**Your objective**
Lines that hold the word "Used" should be located and copied.

**Input**
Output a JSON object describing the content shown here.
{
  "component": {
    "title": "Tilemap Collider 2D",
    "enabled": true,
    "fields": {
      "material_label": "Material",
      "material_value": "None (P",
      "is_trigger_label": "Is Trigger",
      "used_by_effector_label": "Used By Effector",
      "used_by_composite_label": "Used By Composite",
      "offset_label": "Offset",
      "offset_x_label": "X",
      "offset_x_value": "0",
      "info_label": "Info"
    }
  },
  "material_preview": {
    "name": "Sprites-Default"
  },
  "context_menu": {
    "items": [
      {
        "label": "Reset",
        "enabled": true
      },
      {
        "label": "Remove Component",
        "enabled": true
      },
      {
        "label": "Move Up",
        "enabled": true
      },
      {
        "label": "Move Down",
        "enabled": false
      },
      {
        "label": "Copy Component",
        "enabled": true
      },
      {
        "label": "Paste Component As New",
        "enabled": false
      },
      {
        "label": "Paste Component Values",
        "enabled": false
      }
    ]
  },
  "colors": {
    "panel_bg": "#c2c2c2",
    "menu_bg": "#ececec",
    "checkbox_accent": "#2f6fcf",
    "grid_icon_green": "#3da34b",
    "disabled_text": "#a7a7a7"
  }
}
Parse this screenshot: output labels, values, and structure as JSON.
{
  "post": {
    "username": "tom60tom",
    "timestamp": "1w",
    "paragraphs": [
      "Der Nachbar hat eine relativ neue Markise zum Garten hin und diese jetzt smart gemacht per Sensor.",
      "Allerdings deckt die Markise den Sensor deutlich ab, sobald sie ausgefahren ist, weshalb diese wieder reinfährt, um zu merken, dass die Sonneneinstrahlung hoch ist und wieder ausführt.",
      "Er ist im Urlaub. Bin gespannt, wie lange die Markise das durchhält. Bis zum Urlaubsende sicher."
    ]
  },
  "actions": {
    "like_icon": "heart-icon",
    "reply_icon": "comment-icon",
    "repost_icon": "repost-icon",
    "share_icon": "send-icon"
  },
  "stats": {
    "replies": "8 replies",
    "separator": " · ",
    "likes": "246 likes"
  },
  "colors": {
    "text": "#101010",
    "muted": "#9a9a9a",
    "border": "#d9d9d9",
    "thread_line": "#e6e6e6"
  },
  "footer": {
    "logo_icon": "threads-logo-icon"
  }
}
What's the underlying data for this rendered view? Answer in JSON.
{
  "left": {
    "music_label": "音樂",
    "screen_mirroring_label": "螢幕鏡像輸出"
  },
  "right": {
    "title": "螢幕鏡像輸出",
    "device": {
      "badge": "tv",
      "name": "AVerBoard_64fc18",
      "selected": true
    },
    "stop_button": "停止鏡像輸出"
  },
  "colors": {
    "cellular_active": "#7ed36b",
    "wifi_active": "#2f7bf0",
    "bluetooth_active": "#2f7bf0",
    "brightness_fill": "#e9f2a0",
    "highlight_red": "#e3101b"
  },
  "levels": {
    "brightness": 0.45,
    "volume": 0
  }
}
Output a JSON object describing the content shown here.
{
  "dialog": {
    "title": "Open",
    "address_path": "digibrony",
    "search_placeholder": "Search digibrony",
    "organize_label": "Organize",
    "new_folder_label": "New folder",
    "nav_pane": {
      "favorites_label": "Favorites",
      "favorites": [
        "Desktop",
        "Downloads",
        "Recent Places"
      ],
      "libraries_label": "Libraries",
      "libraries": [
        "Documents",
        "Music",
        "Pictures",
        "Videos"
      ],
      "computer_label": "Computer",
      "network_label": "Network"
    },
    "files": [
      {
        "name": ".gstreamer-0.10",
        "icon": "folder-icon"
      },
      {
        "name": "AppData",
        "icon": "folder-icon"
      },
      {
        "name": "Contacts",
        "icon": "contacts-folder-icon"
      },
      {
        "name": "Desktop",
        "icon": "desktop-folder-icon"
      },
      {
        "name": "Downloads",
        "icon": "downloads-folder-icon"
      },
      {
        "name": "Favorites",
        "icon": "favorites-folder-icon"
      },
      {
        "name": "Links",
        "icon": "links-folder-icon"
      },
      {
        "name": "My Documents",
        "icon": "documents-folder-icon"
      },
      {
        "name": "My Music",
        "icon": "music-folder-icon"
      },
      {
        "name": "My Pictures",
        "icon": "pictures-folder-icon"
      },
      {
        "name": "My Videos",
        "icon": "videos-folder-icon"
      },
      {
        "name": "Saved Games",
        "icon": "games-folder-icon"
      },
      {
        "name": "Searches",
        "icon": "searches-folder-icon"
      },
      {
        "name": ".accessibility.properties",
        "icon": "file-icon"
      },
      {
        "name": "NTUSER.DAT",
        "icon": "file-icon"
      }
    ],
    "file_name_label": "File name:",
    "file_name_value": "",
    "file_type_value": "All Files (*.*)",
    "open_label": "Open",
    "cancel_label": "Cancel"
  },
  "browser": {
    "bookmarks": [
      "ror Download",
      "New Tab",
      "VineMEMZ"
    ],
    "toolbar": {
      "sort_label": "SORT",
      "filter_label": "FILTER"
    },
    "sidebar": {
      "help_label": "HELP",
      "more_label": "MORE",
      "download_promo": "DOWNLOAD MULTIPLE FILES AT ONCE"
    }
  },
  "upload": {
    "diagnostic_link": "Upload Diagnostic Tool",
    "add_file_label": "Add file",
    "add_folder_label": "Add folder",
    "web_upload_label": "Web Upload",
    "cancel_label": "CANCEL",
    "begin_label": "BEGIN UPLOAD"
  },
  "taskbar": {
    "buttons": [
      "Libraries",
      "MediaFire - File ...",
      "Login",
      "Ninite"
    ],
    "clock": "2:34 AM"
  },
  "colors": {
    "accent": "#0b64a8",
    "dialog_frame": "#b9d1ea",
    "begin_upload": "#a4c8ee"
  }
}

**Output of the exercise**
      "used_by_effector_label": "Used By Effector",
      "used_by_composite_label": "Used By Composite",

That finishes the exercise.